> **Your objective**
Return the listing below in full, with every line exactly as it is.

> **Supplied information**
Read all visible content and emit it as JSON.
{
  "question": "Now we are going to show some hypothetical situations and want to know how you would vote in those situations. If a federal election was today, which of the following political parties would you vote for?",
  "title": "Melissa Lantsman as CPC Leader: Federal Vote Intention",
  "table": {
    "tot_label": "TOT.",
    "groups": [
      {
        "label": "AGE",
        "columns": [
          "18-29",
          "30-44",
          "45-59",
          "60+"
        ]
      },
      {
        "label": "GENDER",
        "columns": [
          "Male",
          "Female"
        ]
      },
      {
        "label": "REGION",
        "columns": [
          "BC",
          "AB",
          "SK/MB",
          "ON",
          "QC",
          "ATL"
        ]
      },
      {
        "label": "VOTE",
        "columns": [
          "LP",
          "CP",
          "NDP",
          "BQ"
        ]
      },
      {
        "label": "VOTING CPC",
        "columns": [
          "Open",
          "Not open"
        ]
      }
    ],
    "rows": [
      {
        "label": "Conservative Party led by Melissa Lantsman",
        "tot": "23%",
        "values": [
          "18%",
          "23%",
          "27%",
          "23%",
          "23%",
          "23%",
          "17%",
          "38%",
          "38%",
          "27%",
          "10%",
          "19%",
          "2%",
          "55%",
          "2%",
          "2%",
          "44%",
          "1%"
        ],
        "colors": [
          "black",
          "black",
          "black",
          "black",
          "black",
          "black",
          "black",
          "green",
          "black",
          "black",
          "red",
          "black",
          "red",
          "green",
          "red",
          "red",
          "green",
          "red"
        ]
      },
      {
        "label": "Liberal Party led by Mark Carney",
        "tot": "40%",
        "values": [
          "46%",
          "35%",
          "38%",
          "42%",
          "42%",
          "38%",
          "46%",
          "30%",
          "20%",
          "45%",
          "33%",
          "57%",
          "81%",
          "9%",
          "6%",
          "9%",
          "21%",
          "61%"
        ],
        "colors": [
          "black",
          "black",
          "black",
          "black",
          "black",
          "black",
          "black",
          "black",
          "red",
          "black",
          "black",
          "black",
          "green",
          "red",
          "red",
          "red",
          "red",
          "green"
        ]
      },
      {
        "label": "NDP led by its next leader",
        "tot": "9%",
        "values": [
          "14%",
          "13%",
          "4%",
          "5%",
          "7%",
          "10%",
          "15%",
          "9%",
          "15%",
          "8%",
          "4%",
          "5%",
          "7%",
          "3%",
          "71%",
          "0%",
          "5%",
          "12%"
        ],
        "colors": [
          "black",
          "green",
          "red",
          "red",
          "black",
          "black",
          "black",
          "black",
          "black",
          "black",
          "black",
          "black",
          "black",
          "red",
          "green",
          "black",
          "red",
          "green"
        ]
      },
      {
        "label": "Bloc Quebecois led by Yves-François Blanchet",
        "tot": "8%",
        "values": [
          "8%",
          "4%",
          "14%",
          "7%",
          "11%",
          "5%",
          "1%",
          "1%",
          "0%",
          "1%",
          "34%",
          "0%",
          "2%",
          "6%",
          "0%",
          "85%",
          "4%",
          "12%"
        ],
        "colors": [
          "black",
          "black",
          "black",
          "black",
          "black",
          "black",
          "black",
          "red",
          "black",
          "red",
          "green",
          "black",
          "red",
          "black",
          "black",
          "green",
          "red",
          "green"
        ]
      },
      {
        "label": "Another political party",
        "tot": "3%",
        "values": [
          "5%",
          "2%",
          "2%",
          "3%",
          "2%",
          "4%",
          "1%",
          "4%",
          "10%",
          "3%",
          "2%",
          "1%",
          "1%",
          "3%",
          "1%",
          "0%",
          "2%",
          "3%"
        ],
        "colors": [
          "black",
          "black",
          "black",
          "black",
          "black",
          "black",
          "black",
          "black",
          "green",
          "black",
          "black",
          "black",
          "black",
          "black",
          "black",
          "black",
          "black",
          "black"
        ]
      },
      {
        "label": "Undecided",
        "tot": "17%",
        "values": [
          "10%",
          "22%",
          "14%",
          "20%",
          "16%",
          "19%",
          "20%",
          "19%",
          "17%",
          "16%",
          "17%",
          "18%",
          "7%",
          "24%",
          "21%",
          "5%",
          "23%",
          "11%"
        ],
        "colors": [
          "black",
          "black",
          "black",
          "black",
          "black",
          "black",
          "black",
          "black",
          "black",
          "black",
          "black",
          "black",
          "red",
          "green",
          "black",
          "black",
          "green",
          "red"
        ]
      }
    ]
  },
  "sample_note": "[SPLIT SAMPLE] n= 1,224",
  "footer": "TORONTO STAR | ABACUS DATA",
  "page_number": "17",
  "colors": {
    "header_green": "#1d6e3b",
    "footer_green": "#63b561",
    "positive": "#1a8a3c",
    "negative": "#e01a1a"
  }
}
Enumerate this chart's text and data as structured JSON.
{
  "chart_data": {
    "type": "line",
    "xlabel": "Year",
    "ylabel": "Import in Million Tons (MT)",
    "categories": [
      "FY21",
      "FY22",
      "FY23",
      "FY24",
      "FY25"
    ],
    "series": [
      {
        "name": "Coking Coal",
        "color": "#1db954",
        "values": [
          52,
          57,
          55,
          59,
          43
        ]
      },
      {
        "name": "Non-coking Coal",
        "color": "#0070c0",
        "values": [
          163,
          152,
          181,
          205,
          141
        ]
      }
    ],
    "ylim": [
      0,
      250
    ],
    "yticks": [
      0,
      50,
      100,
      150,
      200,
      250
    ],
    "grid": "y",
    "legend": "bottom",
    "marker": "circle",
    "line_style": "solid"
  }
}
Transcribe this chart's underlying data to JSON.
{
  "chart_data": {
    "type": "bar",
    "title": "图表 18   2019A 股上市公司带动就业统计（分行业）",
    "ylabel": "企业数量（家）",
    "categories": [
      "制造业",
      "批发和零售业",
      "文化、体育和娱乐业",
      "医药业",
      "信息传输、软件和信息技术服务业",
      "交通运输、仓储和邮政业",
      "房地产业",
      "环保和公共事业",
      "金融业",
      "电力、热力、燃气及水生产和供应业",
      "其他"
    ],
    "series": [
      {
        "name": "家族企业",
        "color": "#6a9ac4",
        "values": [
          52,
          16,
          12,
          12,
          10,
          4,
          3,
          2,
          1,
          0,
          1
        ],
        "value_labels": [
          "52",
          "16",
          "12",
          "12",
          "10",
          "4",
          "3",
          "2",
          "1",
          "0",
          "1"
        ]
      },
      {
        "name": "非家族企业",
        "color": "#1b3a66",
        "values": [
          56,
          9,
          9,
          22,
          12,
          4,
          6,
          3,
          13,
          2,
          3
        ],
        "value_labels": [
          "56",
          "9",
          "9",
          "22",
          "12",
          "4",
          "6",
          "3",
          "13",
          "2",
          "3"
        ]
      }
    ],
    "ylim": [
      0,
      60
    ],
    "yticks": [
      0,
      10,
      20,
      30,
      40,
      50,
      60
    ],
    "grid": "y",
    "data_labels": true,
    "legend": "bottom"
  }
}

> **The solution**
Read all visible content and emit it as JSON.
{
  "question": "Now we are going to show some hypothetical situations and want to know how you would vote in those situations. If a federal election was today, which of the following political parties would you vote for?",
  "title": "Melissa Lantsman as CPC Leader: Federal Vote Intention",
  "table": {
    "tot_label": "TOT.",
    "groups": [
      {
        "label": "AGE",
        "columns": [
          "18-29",
          "30-44",
          "45-59",
          "60+"
        ]
      },
      {
        "label": "GENDER",
        "columns": [
          "Male",
          "Female"
        ]
      },
      {
        "label": "REGION",
        "columns": [
          "BC",
          "AB",
          "SK/MB",
          "ON",
          "QC",
          "ATL"
        ]
      },
      {
        "label": "VOTE",
        "columns": [
          "LP",
          "CP",
          "NDP",
          "BQ"
        ]
      },
      {
        "label": "VOTING CPC",
        "columns": [
          "Open",
          "Not open"
        ]
      }
    ],
    "rows": [
      {
        "label": "Conservative Party led by Melissa Lantsman",
        "tot": "23%",
        "values": [
          "18%",
          "23%",
          "27%",
          "23%",
          "23%",
          "23%",
          "17%",
          "38%",
          "38%",
          "27%",
          "10%",
          "19%",
          "2%",
          "55%",
          "2%",
          "2%",
          "44%",
          "1%"
        ],
        "colors": [
          "black",
          "black",
          "black",
          "black",
          "black",
          "black",
          "black",
          "green",
          "black",
          "black",
          "red",
          "black",
          "red",
          "green",
          "red",
          "red",
          "green",
          "red"
        ]
      },
      {
        "label": "Liberal Party led by Mark Carney",
        "tot": "40%",
        "values": [
          "46%",
          "35%",
          "38%",
          "42%",
          "42%",
          "38%",
          "46%",
          "30%",
          "20%",
          "45%",
          "33%",
          "57%",
          "81%",
          "9%",
          "6%",
          "9%",
          "21%",
          "61%"
        ],
        "colors": [
          "black",
          "black",
          "black",
          "black",
          "black",
          "black",
          "black",
          "black",
          "red",
          "black",
          "black",
          "black",
          "green",
          "red",
          "red",
          "red",
          "red",
          "green"
        ]
      },
      {
        "label": "NDP led by its next leader",
        "tot": "9%",
        "values": [
          "14%",
          "13%",
          "4%",
          "5%",
          "7%",
          "10%",
          "15%",
          "9%",
          "15%",
          "8%",
          "4%",
          "5%",
          "7%",
          "3%",
          "71%",
          "0%",
          "5%",
          "12%"
        ],
        "colors": [
          "black",
          "green",
          "red",
          "red",
          "black",
          "black",
          "black",
          "black",
          "black",
          "black",
          "black",
          "black",
          "black",
          "red",
          "green",
          "black",
          "red",
          "green"
        ]
      },
      {
        "label": "Bloc Quebecois led by Yves-François Blanchet",
        "tot": "8%",
        "values": [
          "8%",
          "4%",
          "14%",
          "7%",
          "11%",
          "5%",
          "1%",
          "1%",
          "0%",
          "1%",
          "34%",
          "0%",
          "2%",
          "6%",
          "0%",
          "85%",
          "4%",
          "12%"
        ],
        "colors": [
          "black",
          "black",
          "black",
          "black",
          "black",
          "black",
          "black",
          "red",
          "black",
          "red",
          "green",
          "black",
          "red",
          "black",
          "black",
          "green",
          "red",
          "green"
        ]
      },
      {
        "label": "Another political party",
        "tot": "3%",
        "values": [
          "5%",
          "2%",
          "2%",
          "3%",
          "2%",
          "4%",
          "1%",
          "4%",
          "10%",
          "3%",
          "2%",
          "1%",
          "1%",
          "3%",
          "1%",
          "0%",
          "2%",
          "3%"
        ],
        "colors": [
          "black",
          "black",
          "black",
          "black",
          "black",
          "black",
          "black",
          "black",
          "green",
          "black",
          "black",
          "black",
          "black",
          "black",
          "black",
          "black",
          "black",
          "black"
        ]
      },
      {
        "label": "Undecided",
        "tot": "17%",
        "values": [
          "10%",
          "22%",
          "14%",
          "20%",
          "16%",
          "19%",
          "20%",
          "19%",
          "17%",
          "16%",
          "17%",
          "18%",
          "7%",
          "24%",
          "21%",
          "5%",
          "23%",
          "11%"
        ],
        "colors": [
          "black",
          "black",
          "black",
          "black",
          "black",
          "black",
          "black",
          "black",
          "black",
          "black",
          "black",
          "black",
          "red",
          "green",
          "black",
          "black",
          "green",
          "red"
        ]
      }
    ]
  },
  "sample_note": "[SPLIT SAMPLE] n= 1,224",
  "footer": "TORONTO STAR | ABACUS DATA",
  "page_number": "17",
  "colors": {
    "header_green": "#1d6e3b",
    "footer_green": "#63b561",
    "positive": "#1a8a3c",
    "negative": "#e01a1a"
  }
}
Enumerate this chart's text and data as structured JSON.
{
  "chart_data": {
    "type": "line",
    "xlabel": "Year",
    "ylabel": "Import in Million Tons (MT)",
    "categories": [
      "FY21",
      "FY22",
      "FY23",
      "FY24",
      "FY25"
    ],
    "series": [
      {
        "name": "Coking Coal",
        "color": "#1db954",
        "values": [
          52,
          57,
          55,
          59,
          43
        ]
      },
      {
        "name": "Non-coking Coal",
        "color": "#0070c0",
        "values": [
          163,
          152,
          181,
          205,
          141
        ]
      }
    ],
    "ylim": [
      0,
      250
    ],
    "yticks": [
      0,
      50,
      100,
      150,
      200,
      250
    ],
    "grid": "y",
    "legend": "bottom",
    "marker": "circle",
    "line_style": "solid"
  }
}
Transcribe this chart's underlying data to JSON.
{
  "chart_data": {
    "type": "bar",
    "title": "图表 18   2019A 股上市公司带动就业统计（分行业）",
    "ylabel": "企业数量（家）",
    "categories": [
      "制造业",
      "批发和零售业",
      "文化、体育和娱乐业",
      "医药业",
      "信息传输、软件和信息技术服务业",
      "交通运输、仓储和邮政业",
      "房地产业",
      "环保和公共事业",
      "金融业",
      "电力、热力、燃气及水生产和供应业",
      "其他"
    ],
    "series": [
      {
        "name": "家族企业",
        "color": "#6a9ac4",
        "values": [
          52,
          16,
          12,
          12,
          10,
          4,
          3,
          2,
          1,
          0,
          1
        ],
        "value_labels": [
          "52",
          "16",
          "12",
          "12",
          "10",
          "4",
          "3",
          "2",
          "1",
          "0",
          "1"
        ]
      },
      {
        "name": "非家族企业",
        "color": "#1b3a66",
        "values": [
          56,
          9,
          9,
          22,
          12,
          4,
          6,
          3,
          13,
          2,
          3
        ],
        "value_labels": [
          "56",
          "9",
          "9",
          "22",
          "12",
          "4",
          "6",
          "3",
          "13",
          "2",
          "3"
        ]
      }
    ],
    "ylim": [
      0,
      60
    ],
    "yticks": [
      0,
      10,
      20,
      30,
      40,
      50,
      60
    ],
    "grid": "y",
    "data_labels": true,
    "legend": "bottom"
  }
}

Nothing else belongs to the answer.